- _Problem description_
Retype all material exactly. Pictures stay out of the copy.

──────── Available data

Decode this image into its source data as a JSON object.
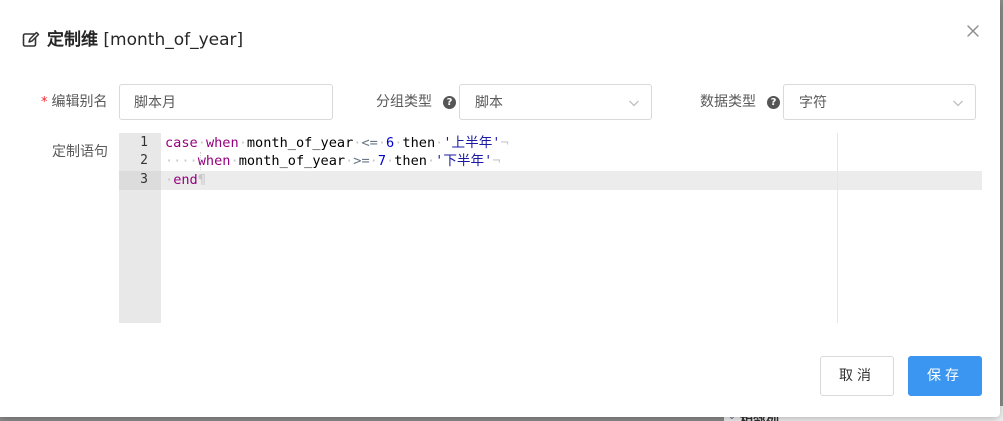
{
  "background": {
    "peek_label": "相邻列"
  },
  "dialog": {
    "title_bold": "定制维",
    "title_field": "[month_of_year]",
    "icons": {
      "title": "edit-icon",
      "close": "close-icon"
    }
  },
  "form": {
    "alias": {
      "required_mark": "*",
      "label": "编辑别名",
      "value": "脚本月"
    },
    "group_type": {
      "label": "分组类型",
      "help": "?",
      "selected": "脚本"
    },
    "data_type": {
      "label": "数据类型",
      "help": "?",
      "selected": "字符"
    },
    "statement": {
      "label": "定制语句",
      "line_numbers": [
        "1",
        "2",
        "3"
      ],
      "lines": [
        {
          "tokens": [
            {
              "t": "case",
              "c": "kw"
            },
            {
              "t": "·",
              "c": "ws"
            },
            {
              "t": "when",
              "c": "kw"
            },
            {
              "t": "·",
              "c": "ws"
            },
            {
              "t": "month_of_year",
              "c": ""
            },
            {
              "t": "·",
              "c": "ws"
            },
            {
              "t": "<=",
              "c": "op"
            },
            {
              "t": "·",
              "c": "ws"
            },
            {
              "t": "6",
              "c": "num"
            },
            {
              "t": "·",
              "c": "ws"
            },
            {
              "t": "then",
              "c": ""
            },
            {
              "t": "·",
              "c": "ws"
            },
            {
              "t": "'上半年'",
              "c": "str"
            },
            {
              "t": "¬",
              "c": "ws"
            }
          ]
        },
        {
          "tokens": [
            {
              "t": "····",
              "c": "ws"
            },
            {
              "t": "when",
              "c": "kw"
            },
            {
              "t": "·",
              "c": "ws"
            },
            {
              "t": "month_of_year",
              "c": ""
            },
            {
              "t": "·",
              "c": "ws"
            },
            {
              "t": ">=",
              "c": "op"
            },
            {
              "t": "·",
              "c": "ws"
            },
            {
              "t": "7",
              "c": "num"
            },
            {
              "t": "·",
              "c": "ws"
            },
            {
              "t": "then",
              "c": ""
            },
            {
              "t": "·",
              "c": "ws"
            },
            {
              "t": "'下半年'",
              "c": "str"
            },
            {
              "t": "¬",
              "c": "ws"
            }
          ]
        },
        {
          "tokens": [
            {
              "t": "·",
              "c": "ws"
            },
            {
              "t": "end",
              "c": "kw"
            },
            {
              "t": "¶",
              "c": "ws"
            }
          ]
        }
      ]
    }
  },
  "footer": {
    "cancel_label": "取消",
    "save_label": "保存"
  },
  "colors": {
    "primary": "#3a96f0",
    "required": "#f5222d",
    "keyword": "#93007f",
    "number": "#0000cd",
    "string": "#1a1aa6"
  }
}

────────────────

- _Exercise response_
Decode this image into its source data as a JSON object.
{
  "background": {
    "peek_label": "相邻列"
  },
  "dialog": {
    "title_bold": "定制维",
    "title_field": "[month_of_year]",
    "icons": {
      "title": "edit-icon",
      "close": "close-icon"
    }
  },
  "form": {
    "alias": {
      "required_mark": "*",
      "label": "编辑别名",
      "value": "脚本月"
    },
    "group_type": {
      "label": "分组类型",
      "help": "?",
      "selected": "脚本"
    },
    "data_type": {
      "label": "数据类型",
      "help": "?",
      "selected": "字符"
    },
    "statement": {
      "label": "定制语句",
      "line_numbers": [
        "1",
        "2",
        "3"
      ],
      "lines": [
        {
          "tokens": [
            {
              "t": "case",
              "c": "kw"
            },
            {
              "t": "·",
              "c": "ws"
            },
            {
              "t": "when",
              "c": "kw"
            },
            {
              "t": "·",
              "c": "ws"
            },
            {
              "t": "month_of_year",
              "c": ""
            },
            {
              "t": "·",
              "c": "ws"
            },
            {
              "t": "<=",
              "c": "op"
            },
            {
              "t": "·",
              "c": "ws"
            },
            {
              "t": "6",
              "c": "num"
            },
            {
              "t": "·",
              "c": "ws"
            },
            {
              "t": "then",
              "c": ""
            },
            {
              "t": "·",
              "c": "ws"
            },
            {
              "t": "'上半年'",
              "c": "str"
            },
            {
              "t": "¬",
              "c": "ws"
            }
          ]
        },
        {
          "tokens": [
            {
              "t": "····",
              "c": "ws"
            },
            {
              "t": "when",
              "c": "kw"
            },
            {
              "t": "·",
              "c": "ws"
            },
            {
              "t": "month_of_year",
              "c": ""
            },
            {
              "t": "·",
              "c": "ws"
            },
            {
              "t": ">=",
              "c": "op"
            },
            {
              "t": "·",
              "c": "ws"
            },
            {
              "t": "7",
              "c": "num"
            },
            {
              "t": "·",
              "c": "ws"
            },
            {
              "t": "then",
              "c": ""
            },
            {
              "t": "·",
              "c": "ws"
            },
            {
              "t": "'下半年'",
              "c": "str"
            },
            {
              "t": "¬",
              "c": "ws"
            }
          ]
        },
        {
          "tokens": [
            {
              "t": "·",
              "c": "ws"
            },
            {
              "t": "end",
              "c": "kw"
            },
            {
              "t": "¶",
              "c": "ws"
            }
          ]
        }
      ]
    }
  },
  "footer": {
    "cancel_label": "取消",
    "save_label": "保存"
  },
  "colors": {
    "primary": "#3a96f0",
    "required": "#f5222d",
    "keyword": "#93007f",
    "number": "#0000cd",
    "string": "#1a1aa6"
  }
}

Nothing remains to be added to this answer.